- **Aim of the task**:
Go through the entries below and retype them exactly, omitting each picture.

****

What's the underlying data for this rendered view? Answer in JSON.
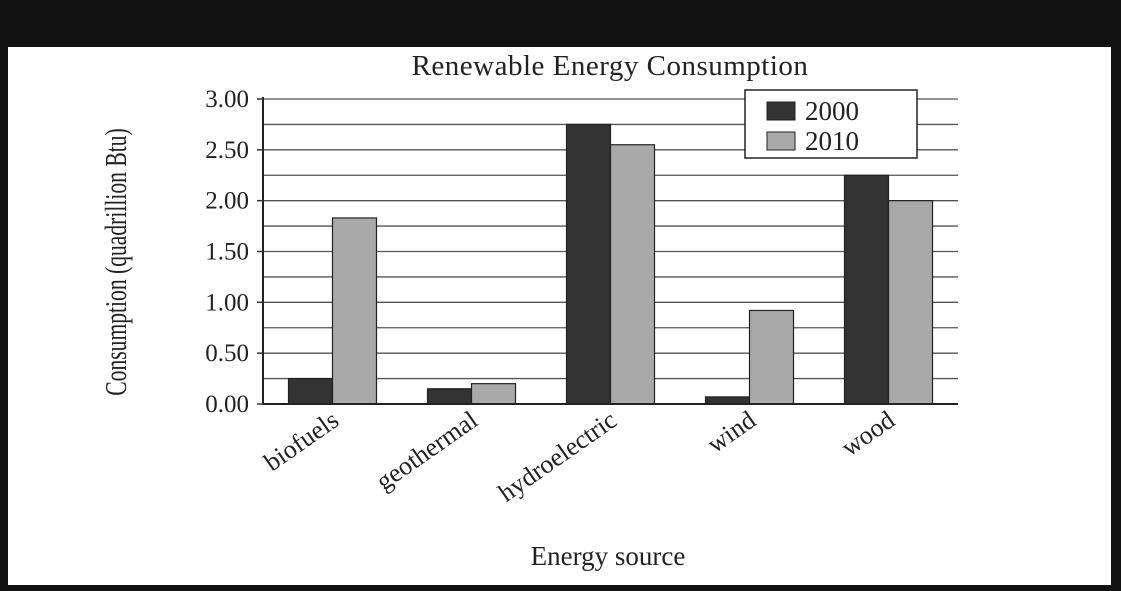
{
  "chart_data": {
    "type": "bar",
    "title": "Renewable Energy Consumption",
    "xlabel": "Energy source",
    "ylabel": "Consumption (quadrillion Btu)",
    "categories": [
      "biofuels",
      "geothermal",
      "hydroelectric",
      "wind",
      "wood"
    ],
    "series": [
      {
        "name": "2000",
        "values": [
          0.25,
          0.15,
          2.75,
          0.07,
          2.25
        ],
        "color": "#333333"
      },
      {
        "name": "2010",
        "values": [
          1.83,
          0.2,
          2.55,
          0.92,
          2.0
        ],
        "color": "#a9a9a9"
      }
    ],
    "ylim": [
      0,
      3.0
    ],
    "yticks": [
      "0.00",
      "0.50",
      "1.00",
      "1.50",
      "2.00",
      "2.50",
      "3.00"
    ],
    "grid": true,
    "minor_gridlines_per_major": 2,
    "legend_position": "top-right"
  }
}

****

- **Answer for this exercise**:
What's the underlying data for this rendered view? Answer in JSON.
{
  "chart_data": {
    "type": "bar",
    "title": "Renewable Energy Consumption",
    "xlabel": "Energy source",
    "ylabel": "Consumption (quadrillion Btu)",
    "categories": [
      "biofuels",
      "geothermal",
      "hydroelectric",
      "wind",
      "wood"
    ],
    "series": [
      {
        "name": "2000",
        "values": [
          0.25,
          0.15,
          2.75,
          0.07,
          2.25
        ],
        "color": "#333333"
      },
      {
        "name": "2010",
        "values": [
          1.83,
          0.2,
          2.55,
          0.92,
          2.0
        ],
        "color": "#a9a9a9"
      }
    ],
    "ylim": [
      0,
      3.0
    ],
    "yticks": [
      "0.00",
      "0.50",
      "1.00",
      "1.50",
      "2.00",
      "2.50",
      "3.00"
    ],
    "grid": true,
    "minor_gridlines_per_major": 2,
    "legend_position": "top-right"
  }
}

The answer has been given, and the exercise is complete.